**Work instructions**
Copy out every record below exactly as written, but leave out any pictures.

**Working data**
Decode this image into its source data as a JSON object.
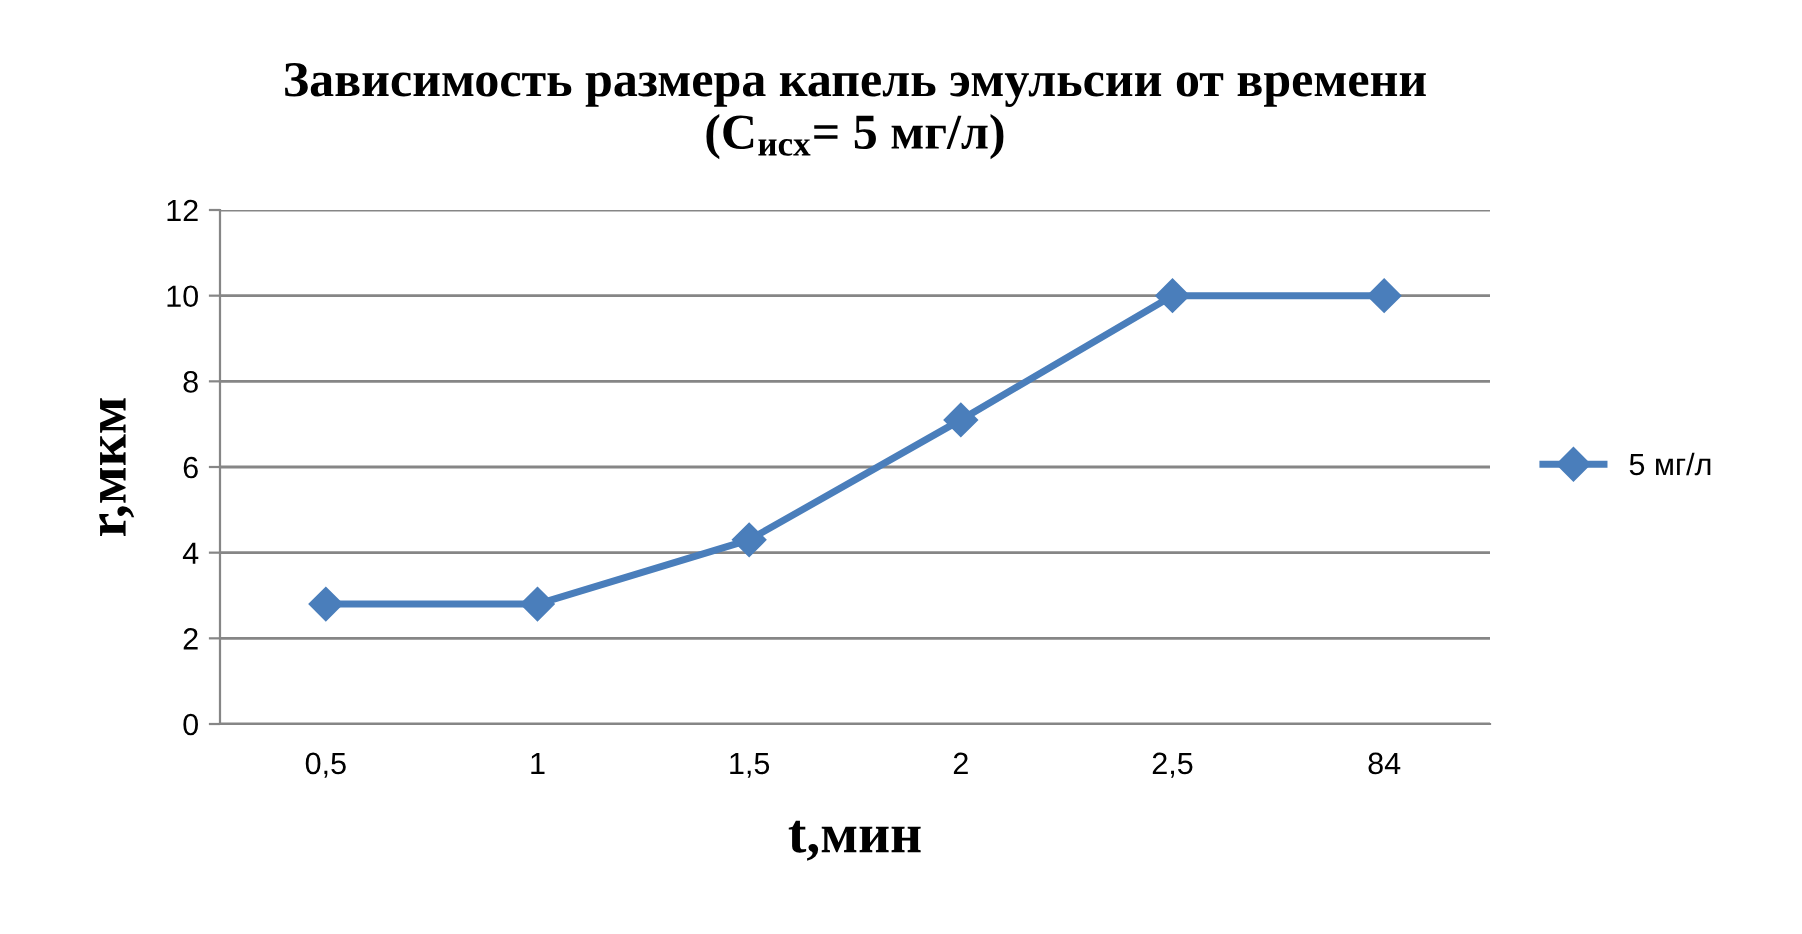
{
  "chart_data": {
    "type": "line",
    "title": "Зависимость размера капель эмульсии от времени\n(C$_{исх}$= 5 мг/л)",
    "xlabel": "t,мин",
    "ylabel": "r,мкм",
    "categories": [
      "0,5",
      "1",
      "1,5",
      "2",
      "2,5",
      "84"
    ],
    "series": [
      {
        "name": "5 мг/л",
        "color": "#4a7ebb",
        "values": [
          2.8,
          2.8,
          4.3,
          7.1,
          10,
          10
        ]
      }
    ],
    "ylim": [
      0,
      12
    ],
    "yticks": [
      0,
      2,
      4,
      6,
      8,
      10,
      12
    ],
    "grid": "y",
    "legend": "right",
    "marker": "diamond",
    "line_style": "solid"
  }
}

**Correct answer**
Decode this image into its source data as a JSON object.
{
  "chart_data": {
    "type": "line",
    "title": "Зависимость размера капель эмульсии от времени\n(C$_{исх}$= 5 мг/л)",
    "xlabel": "t,мин",
    "ylabel": "r,мкм",
    "categories": [
      "0,5",
      "1",
      "1,5",
      "2",
      "2,5",
      "84"
    ],
    "series": [
      {
        "name": "5 мг/л",
        "color": "#4a7ebb",
        "values": [
          2.8,
          2.8,
          4.3,
          7.1,
          10,
          10
        ]
      }
    ],
    "ylim": [
      0,
      12
    ],
    "yticks": [
      0,
      2,
      4,
      6,
      8,
      10,
      12
    ],
    "grid": "y",
    "legend": "right",
    "marker": "diamond",
    "line_style": "solid"
  }
}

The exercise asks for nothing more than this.